#### Figure content listings
* * * * *
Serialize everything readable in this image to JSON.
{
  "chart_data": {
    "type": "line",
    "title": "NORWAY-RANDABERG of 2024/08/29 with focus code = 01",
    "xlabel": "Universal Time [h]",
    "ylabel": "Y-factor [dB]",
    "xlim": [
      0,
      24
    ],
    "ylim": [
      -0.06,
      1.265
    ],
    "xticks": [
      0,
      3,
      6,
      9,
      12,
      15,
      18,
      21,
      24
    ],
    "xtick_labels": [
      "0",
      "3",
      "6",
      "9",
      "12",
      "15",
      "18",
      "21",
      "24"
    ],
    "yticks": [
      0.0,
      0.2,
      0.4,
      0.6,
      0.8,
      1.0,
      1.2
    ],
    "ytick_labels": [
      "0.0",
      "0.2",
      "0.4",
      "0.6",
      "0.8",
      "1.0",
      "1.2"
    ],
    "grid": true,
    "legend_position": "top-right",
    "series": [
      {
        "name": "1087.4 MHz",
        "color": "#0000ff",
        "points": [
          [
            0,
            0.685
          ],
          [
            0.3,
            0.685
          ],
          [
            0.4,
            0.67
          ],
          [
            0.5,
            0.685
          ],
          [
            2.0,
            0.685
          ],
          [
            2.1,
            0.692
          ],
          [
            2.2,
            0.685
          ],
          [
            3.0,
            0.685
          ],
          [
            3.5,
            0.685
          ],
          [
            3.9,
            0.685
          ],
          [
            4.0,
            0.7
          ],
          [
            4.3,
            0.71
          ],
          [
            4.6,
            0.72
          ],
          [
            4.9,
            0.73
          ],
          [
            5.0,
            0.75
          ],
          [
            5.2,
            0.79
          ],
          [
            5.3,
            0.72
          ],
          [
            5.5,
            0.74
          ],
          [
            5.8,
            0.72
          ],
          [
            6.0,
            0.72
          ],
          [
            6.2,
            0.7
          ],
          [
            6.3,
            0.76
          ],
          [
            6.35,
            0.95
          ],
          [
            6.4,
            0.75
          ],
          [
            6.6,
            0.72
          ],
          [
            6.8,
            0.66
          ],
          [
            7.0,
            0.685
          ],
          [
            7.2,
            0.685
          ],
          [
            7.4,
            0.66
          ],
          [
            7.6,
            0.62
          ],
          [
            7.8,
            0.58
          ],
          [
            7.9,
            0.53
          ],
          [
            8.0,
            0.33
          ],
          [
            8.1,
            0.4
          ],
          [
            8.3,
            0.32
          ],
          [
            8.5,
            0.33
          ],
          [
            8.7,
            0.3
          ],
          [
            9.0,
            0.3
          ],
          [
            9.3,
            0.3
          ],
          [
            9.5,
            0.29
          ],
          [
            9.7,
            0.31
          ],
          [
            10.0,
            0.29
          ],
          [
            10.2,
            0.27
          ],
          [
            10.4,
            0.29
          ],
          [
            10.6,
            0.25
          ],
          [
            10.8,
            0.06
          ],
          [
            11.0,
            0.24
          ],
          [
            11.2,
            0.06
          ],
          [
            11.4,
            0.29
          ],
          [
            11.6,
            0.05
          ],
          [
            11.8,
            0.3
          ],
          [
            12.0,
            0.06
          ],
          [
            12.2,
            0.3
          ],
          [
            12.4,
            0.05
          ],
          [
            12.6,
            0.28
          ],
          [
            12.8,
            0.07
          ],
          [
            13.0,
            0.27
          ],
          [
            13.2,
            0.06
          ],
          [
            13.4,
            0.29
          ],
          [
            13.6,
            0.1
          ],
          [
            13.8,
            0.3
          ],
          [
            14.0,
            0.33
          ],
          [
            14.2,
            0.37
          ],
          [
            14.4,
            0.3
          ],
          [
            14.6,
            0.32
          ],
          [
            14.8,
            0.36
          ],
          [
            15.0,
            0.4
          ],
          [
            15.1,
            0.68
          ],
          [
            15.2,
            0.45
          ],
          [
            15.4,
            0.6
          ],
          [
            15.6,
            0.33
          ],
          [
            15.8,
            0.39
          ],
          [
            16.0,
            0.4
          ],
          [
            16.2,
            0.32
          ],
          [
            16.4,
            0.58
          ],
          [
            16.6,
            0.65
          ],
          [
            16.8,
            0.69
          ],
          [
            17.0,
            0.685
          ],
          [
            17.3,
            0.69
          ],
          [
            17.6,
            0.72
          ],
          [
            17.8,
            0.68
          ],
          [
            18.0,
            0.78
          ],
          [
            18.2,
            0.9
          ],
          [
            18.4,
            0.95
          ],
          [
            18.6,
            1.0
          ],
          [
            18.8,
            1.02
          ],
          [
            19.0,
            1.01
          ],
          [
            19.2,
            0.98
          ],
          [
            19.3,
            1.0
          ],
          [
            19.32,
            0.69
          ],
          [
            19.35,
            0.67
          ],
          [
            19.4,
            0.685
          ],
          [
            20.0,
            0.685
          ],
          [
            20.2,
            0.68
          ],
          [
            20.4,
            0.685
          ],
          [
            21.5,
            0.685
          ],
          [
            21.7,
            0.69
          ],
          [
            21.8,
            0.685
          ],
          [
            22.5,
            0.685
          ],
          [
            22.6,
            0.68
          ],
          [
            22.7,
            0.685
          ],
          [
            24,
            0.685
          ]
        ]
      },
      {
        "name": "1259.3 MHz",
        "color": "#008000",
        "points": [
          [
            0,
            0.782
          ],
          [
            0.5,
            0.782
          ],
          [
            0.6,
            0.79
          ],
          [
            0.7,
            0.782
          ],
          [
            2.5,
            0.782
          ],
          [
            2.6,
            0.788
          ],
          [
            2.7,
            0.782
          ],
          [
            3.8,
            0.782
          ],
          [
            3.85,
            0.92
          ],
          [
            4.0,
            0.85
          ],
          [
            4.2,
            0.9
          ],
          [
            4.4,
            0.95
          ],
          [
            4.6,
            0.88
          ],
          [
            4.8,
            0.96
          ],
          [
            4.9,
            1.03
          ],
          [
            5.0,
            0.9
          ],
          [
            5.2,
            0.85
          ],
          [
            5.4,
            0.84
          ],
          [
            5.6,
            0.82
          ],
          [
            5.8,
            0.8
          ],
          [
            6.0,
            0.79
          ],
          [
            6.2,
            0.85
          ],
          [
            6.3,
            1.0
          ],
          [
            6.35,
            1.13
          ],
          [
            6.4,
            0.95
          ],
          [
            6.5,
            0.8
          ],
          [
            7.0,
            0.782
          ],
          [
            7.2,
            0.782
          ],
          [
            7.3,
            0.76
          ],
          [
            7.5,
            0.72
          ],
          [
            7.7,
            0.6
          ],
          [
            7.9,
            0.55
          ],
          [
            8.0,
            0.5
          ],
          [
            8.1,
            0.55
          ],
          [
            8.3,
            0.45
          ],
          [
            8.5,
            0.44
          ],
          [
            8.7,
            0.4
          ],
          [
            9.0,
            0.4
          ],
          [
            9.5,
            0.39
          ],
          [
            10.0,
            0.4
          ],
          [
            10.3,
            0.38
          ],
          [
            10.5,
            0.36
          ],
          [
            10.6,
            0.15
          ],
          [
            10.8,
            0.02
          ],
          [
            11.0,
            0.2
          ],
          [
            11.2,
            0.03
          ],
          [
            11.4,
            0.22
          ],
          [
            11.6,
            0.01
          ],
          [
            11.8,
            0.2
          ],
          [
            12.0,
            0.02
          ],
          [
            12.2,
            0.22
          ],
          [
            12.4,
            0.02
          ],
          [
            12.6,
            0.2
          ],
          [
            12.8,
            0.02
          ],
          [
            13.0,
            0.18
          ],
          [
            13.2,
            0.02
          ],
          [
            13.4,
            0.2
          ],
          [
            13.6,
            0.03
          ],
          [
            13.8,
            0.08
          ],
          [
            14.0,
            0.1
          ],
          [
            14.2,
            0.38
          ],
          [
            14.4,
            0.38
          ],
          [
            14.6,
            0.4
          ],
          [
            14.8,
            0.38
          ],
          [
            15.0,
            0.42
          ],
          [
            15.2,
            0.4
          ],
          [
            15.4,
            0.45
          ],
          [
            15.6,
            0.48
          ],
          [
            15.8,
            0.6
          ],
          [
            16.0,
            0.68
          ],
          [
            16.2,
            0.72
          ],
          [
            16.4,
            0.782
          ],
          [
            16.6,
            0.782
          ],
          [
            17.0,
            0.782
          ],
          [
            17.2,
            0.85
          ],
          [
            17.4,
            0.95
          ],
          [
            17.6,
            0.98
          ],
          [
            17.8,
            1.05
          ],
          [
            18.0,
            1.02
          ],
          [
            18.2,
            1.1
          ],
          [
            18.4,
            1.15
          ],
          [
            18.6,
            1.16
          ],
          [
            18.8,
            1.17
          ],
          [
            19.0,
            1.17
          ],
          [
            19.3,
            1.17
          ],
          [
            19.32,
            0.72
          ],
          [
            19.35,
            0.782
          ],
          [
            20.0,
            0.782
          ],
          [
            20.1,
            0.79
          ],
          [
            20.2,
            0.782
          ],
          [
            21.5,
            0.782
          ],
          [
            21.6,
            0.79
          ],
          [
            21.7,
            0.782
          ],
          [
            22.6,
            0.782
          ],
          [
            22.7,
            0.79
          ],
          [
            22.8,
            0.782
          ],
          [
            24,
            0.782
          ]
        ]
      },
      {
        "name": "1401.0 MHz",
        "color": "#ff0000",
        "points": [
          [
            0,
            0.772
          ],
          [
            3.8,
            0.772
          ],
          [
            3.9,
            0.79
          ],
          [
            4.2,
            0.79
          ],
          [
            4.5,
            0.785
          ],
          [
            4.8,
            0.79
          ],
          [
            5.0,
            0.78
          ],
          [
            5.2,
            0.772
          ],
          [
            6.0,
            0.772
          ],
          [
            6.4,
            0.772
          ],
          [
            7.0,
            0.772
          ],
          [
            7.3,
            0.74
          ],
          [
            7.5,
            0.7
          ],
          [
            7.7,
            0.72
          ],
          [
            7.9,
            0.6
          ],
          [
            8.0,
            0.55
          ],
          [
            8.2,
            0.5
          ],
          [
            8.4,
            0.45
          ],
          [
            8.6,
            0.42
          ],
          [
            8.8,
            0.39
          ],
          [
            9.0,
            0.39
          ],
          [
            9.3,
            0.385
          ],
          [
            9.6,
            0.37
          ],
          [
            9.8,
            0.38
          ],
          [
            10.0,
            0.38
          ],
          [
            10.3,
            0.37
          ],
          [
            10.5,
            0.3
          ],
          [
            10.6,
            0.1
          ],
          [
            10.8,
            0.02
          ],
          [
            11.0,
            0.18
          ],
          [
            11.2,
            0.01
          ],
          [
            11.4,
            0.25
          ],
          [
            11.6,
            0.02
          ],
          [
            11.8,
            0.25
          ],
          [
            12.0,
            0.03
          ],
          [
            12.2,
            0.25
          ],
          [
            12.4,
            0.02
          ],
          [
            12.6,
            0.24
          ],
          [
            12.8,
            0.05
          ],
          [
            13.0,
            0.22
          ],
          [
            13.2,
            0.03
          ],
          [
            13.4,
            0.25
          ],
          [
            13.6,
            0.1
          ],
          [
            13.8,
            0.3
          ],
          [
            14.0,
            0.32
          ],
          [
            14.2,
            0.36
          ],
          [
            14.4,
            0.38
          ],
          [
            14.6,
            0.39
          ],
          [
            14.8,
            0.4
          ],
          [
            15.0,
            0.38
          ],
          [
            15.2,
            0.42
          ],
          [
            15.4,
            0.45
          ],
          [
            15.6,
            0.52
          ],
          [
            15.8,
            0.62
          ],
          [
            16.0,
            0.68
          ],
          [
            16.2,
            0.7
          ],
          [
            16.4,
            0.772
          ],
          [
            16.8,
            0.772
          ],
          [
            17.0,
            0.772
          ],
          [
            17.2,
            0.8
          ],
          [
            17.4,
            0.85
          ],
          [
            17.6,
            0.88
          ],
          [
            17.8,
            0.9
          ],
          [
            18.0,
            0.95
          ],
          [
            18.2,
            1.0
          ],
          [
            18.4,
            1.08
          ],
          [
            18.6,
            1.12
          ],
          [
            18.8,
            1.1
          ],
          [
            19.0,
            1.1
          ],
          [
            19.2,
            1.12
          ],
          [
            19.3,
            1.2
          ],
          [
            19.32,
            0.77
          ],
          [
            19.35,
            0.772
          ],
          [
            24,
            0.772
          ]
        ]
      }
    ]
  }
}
* * * * *
#### Instruction
Gather each line of the records holding the string "color".

#### Result of this task
        "color": "#0000ff",
        "color": "#008000",
        "color": "#ff0000",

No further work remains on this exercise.